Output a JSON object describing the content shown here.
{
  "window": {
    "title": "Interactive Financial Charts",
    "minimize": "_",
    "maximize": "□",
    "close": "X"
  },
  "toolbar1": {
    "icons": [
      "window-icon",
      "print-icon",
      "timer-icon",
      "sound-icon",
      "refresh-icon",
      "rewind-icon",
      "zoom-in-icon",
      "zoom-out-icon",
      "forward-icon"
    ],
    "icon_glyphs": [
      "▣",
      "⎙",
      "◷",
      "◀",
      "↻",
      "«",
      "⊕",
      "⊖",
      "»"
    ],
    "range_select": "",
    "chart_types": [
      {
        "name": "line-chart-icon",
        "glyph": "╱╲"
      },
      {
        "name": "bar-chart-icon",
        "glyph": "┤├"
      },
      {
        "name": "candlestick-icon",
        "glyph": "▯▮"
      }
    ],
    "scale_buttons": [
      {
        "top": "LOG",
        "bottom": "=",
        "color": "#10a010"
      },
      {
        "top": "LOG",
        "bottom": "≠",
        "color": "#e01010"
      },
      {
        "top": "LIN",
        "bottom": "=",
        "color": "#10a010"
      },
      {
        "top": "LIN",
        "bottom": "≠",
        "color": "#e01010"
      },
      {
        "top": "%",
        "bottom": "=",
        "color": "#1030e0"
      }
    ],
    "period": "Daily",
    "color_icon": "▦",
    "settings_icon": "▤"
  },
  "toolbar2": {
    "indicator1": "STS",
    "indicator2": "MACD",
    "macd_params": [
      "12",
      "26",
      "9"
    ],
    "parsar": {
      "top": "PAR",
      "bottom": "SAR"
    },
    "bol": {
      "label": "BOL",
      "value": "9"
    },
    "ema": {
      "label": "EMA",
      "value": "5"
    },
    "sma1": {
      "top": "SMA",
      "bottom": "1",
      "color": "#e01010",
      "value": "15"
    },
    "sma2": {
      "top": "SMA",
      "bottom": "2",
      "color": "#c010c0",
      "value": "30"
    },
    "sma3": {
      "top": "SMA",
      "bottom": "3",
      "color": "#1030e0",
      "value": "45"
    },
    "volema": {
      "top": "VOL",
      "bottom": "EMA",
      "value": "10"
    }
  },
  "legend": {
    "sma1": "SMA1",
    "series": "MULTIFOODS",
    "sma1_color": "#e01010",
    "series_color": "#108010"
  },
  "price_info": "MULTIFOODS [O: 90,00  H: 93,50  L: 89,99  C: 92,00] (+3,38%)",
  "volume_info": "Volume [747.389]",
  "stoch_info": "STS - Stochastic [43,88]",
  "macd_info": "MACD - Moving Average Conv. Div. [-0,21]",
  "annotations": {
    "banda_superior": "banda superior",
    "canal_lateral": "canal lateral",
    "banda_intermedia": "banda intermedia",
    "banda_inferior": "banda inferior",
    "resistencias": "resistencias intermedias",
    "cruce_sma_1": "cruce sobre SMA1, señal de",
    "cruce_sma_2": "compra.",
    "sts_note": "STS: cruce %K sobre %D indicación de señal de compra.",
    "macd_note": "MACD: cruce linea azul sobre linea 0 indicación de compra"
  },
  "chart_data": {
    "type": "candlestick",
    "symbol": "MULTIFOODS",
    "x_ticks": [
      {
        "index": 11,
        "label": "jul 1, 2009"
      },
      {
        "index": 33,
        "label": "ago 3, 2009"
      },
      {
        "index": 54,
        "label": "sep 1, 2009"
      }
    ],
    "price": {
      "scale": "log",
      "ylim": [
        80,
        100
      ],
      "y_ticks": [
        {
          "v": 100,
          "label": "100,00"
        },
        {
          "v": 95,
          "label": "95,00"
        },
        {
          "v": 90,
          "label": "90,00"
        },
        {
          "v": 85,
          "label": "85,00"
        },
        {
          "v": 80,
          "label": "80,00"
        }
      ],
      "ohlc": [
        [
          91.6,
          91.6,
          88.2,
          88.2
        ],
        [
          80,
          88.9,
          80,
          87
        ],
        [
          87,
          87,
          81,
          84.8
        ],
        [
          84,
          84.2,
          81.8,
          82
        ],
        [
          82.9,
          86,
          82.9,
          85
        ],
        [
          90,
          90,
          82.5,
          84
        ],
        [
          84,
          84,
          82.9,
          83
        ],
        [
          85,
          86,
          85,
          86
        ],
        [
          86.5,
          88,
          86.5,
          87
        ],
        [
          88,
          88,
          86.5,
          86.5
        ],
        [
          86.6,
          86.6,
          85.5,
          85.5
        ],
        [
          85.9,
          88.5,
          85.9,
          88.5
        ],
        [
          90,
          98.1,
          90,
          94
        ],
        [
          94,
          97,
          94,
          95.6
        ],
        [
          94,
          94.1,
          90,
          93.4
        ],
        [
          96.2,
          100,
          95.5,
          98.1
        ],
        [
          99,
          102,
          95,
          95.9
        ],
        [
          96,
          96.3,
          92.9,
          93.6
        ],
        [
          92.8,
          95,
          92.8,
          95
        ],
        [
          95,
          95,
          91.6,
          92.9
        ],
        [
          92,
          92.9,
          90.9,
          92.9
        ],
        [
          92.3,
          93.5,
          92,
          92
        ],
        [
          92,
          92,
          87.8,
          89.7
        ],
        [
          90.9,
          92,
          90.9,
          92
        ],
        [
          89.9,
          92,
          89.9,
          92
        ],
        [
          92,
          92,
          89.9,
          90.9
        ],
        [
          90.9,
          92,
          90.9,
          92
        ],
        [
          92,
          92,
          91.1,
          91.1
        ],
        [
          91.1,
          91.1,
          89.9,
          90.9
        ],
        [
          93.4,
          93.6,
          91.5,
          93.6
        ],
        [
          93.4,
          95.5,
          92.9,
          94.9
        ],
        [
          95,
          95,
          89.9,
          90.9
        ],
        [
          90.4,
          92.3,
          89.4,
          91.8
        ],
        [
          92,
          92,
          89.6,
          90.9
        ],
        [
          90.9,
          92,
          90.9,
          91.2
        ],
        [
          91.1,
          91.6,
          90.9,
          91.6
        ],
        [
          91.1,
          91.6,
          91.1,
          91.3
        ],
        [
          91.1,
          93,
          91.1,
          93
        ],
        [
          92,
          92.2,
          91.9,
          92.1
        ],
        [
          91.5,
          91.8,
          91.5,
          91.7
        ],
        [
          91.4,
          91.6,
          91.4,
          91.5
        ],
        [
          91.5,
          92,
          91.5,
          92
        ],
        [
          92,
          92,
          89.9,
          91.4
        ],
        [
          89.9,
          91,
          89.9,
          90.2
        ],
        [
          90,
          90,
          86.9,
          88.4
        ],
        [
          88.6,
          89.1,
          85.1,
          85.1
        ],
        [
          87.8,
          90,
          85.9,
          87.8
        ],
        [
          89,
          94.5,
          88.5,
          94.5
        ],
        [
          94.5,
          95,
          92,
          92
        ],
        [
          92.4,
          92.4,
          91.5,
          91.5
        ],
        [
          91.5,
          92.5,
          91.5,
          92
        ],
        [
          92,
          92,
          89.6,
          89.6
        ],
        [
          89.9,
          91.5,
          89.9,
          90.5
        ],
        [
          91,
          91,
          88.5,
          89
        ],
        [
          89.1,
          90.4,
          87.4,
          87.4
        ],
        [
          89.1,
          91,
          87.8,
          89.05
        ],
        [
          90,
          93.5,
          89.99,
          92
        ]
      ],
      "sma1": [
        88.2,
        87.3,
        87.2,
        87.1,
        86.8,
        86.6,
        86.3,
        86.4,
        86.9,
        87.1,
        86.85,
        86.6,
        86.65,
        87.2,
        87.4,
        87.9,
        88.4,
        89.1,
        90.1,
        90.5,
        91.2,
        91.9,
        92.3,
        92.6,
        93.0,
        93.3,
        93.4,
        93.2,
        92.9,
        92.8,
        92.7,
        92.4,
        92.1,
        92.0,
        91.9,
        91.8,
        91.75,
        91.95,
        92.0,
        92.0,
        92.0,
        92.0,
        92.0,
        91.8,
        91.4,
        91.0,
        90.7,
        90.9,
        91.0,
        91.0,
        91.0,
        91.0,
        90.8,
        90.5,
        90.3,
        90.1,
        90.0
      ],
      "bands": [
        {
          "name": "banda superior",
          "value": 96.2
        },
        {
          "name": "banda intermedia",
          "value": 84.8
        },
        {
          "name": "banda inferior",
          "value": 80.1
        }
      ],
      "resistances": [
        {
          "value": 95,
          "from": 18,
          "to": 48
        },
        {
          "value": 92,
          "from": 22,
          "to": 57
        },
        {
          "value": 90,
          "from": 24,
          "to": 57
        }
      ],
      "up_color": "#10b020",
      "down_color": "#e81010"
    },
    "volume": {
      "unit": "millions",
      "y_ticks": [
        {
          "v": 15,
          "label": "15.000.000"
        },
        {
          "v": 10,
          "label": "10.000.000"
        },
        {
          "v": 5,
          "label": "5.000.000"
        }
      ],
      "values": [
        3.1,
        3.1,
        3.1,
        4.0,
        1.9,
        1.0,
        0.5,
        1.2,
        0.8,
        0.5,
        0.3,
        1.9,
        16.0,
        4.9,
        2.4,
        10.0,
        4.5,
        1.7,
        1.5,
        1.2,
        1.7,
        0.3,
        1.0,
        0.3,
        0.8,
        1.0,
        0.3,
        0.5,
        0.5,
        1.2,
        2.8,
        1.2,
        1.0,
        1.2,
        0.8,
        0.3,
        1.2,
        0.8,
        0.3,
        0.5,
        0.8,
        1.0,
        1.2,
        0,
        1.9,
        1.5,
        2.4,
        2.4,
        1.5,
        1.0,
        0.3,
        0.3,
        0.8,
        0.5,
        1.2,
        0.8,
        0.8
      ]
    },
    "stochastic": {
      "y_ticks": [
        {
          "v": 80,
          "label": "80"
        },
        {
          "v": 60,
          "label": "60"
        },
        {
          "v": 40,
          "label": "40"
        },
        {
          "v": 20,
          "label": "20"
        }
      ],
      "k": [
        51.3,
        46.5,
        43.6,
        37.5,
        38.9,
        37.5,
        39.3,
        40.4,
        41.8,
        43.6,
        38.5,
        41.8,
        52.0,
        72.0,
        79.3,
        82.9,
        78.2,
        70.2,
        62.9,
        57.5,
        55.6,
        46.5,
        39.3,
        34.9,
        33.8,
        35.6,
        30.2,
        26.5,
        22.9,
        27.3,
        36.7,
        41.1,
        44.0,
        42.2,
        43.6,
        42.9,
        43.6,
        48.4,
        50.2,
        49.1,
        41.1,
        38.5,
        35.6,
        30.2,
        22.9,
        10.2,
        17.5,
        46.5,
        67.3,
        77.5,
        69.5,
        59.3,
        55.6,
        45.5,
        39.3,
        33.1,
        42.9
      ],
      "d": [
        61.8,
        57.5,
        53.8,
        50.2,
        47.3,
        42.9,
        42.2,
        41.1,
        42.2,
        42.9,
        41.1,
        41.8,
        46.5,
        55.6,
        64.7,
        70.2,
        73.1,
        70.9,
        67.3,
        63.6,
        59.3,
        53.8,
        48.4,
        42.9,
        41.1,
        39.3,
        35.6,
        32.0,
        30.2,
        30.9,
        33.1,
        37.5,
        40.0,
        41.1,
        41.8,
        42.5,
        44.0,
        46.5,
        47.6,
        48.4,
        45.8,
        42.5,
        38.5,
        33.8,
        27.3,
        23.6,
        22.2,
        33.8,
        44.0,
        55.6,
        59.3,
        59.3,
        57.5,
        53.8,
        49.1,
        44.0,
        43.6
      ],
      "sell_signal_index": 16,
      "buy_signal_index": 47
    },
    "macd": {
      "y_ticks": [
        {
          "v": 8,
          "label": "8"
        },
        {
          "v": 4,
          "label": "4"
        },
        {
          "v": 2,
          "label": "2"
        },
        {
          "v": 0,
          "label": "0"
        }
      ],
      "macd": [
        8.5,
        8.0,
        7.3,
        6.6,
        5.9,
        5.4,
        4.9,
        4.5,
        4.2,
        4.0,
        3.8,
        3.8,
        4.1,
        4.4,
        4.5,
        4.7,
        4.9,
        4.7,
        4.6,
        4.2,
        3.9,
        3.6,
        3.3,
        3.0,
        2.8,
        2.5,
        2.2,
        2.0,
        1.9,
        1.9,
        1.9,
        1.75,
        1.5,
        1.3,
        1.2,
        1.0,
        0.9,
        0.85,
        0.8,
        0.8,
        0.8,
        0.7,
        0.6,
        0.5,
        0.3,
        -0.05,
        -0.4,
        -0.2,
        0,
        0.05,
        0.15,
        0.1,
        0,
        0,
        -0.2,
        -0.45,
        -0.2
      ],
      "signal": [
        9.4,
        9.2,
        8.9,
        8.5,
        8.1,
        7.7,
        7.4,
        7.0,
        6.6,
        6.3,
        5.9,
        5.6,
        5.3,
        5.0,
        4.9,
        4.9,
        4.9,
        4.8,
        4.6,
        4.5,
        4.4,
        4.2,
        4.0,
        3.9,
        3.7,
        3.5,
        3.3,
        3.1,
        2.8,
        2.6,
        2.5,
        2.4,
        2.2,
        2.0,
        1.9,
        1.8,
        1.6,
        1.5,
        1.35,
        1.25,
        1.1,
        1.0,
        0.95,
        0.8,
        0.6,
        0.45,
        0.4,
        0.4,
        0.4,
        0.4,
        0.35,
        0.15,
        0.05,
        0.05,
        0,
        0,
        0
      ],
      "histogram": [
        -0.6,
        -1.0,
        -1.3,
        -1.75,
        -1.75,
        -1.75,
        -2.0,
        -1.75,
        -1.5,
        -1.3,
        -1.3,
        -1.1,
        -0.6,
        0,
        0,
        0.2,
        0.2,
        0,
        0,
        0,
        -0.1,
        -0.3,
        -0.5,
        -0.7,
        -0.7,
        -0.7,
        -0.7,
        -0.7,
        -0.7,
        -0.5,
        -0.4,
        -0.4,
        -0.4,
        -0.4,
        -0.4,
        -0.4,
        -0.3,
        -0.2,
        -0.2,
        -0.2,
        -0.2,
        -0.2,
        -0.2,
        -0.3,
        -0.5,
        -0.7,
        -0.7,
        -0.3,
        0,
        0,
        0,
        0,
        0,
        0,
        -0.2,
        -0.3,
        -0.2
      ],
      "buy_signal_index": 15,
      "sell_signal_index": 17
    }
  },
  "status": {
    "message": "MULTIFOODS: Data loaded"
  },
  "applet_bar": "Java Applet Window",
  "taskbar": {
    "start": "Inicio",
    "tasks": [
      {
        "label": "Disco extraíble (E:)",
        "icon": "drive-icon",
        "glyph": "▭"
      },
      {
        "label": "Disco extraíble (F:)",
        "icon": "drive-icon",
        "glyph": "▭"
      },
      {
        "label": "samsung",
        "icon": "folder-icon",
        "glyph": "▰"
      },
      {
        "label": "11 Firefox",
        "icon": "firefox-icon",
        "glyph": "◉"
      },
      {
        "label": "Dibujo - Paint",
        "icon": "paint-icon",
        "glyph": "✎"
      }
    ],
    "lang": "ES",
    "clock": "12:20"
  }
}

------------------------------------------------------------

Copy out the lines that hold "inferior".

● Exercise result
    "banda_inferior": "banda inferior",
          "name": "banda inferior",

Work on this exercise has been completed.